[Exercise data]
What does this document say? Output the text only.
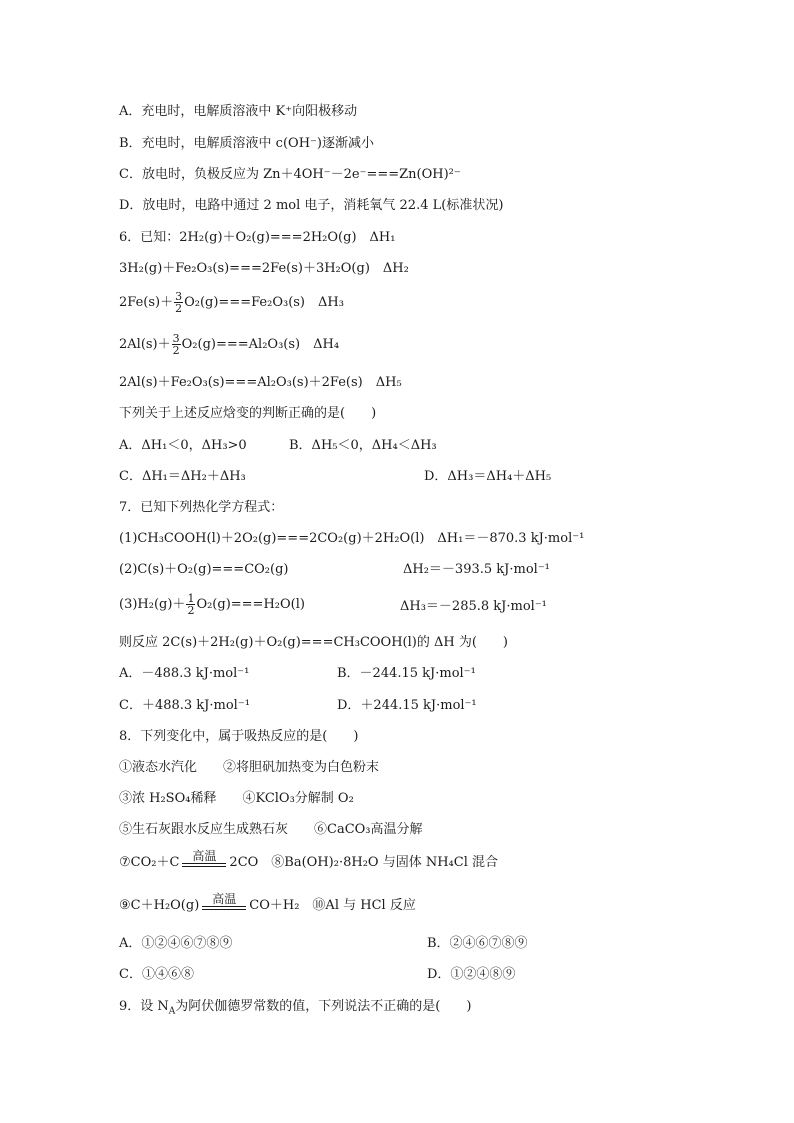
A．充电时，电解质溶液中 K⁺向阳极移动
B．充电时，电解质溶液中 c(OH⁻)逐渐减小
C．放电时，负极反应为 Zn＋4OH⁻－2e⁻===Zn(OH)²⁻
D．放电时，电路中通过 2 mol 电子，消耗氧气 22.4 L(标准状况)
6．已知：2H₂(g)＋O₂(g)===2H₂O(g)　ΔH₁
3H₂(g)＋Fe₂O₃(s)===2Fe(s)＋3H₂O(g)　ΔH₂
$2Fe(s)+ \frac{3}{2} O_2(g)===Fe_2O_3(s)$　ΔH₃
$2Al(s)+ \frac{3}{2} O_2(g)===Al_2O_3(s)$　ΔH₄
2Al(s)＋Fe₂O₃(s)===Al₂O₃(s)＋2Fe(s)　ΔH₅
下列关于上述反应焓变的判断正确的是(　　)
A．ΔH₁＜0，ΔH₃>0	B．ΔH₅＜0，ΔH₄＜ΔH₃
C．ΔH₁＝ΔH₂＋ΔH₃	D．ΔH₃＝ΔH₄＋ΔH₅
7．已知下列热化学方程式：
(1)CH₃COOH(l)＋2O₂(g)===2CO₂(g)＋2H₂O(l)　ΔH₁＝－870.3 kJ·mol⁻¹
(2)C(s)＋O₂(g)===CO₂(g)	ΔH₂＝－393.5 kJ·mol⁻¹
$(3)H_2(g)+ \frac{1}{2} O_2(g)===H_2O(l)$	ΔH₃＝－285.8 kJ·mol⁻¹
则反应 2C(s)＋2H₂(g)＋O₂(g)===CH₃COOH(l)的 ΔH 为(　　)
A．－488.3 kJ·mol⁻¹	B．－244.15 kJ·mol⁻¹
C．＋488.3 kJ·mol⁻¹	D．＋244.15 kJ·mol⁻¹
8．下列变化中，属于吸热反应的是(　　)
①液态水汽化　　②将胆矾加热变为白色粉末
③浓 H₂SO₄稀释　　④KClO₃分解制 O₂
⑤生石灰跟水反应生成熟石灰　　⑥CaCO₃高温分解
⑦CO₂＋C	高温	2CO　⑧Ba(OH)₂·8H₂O 与固体 NH₄Cl 混合
⑨C＋H₂O(g)	高温	CO＋H₂　⑩Al 与 HCl 反应
A．①②④⑥⑦⑧⑨	B．②④⑥⑦⑧⑨
C．①④⑥⑧	D．①②④⑧⑨
9．设 $N_A$为阿伏伽德罗常数的值，下列说法不正确的是(　　)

[Objective] Lines from the records above that hold "电解质溶液中" are the ones to list.

[Full output]
A．充电时，电解质溶液中 K⁺向阳极移动
B．充电时，电解质溶液中 c(OH⁻)逐渐减小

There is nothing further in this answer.